==== Dataset entries ====

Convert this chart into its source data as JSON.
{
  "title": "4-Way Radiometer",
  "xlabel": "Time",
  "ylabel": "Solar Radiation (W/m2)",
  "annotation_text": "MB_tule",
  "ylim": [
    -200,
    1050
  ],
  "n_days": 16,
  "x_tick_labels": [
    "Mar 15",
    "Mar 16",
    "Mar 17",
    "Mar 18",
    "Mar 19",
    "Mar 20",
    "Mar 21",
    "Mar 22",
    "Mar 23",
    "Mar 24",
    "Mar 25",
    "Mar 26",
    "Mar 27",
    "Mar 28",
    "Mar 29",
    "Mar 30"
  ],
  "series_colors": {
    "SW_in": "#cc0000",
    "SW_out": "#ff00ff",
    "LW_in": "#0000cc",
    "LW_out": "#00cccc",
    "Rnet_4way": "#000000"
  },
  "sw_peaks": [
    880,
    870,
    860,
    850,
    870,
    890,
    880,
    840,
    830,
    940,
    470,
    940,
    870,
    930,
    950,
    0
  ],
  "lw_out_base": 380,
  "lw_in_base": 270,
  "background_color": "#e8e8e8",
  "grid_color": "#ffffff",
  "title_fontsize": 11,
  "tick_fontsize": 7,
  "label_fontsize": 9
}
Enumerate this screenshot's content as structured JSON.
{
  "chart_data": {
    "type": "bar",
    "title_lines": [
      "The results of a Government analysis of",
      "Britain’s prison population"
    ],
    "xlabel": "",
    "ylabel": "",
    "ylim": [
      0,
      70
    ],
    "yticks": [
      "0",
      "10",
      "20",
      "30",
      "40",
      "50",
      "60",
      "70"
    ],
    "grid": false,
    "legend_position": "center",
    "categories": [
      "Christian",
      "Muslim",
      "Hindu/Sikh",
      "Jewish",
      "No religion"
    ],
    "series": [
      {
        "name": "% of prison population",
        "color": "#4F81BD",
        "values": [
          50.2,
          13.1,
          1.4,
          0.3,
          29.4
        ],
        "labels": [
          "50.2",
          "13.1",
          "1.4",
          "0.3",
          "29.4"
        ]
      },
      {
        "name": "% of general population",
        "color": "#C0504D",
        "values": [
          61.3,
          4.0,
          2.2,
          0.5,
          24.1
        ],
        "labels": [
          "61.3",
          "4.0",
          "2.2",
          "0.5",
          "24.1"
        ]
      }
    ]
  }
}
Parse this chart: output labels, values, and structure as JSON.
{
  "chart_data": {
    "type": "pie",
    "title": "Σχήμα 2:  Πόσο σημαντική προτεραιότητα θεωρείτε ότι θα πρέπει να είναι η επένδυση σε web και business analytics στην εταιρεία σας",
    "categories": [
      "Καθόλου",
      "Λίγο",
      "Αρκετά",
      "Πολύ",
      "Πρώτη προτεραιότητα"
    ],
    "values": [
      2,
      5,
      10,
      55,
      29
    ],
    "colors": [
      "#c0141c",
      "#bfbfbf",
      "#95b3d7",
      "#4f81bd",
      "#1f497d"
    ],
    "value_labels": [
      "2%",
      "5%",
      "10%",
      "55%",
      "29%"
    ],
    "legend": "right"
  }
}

====

To be done: Every line in the data that holds "προτεραιότητα" should be copied out.

Response to this task:
    "title": "Σχήμα 2:  Πόσο σημαντική προτεραιότητα θεωρείτε ότι θα πρέπει να είναι η επένδυση σε web και business analytics στην εταιρεία σας",
      "Πρώτη προτεραιότητα"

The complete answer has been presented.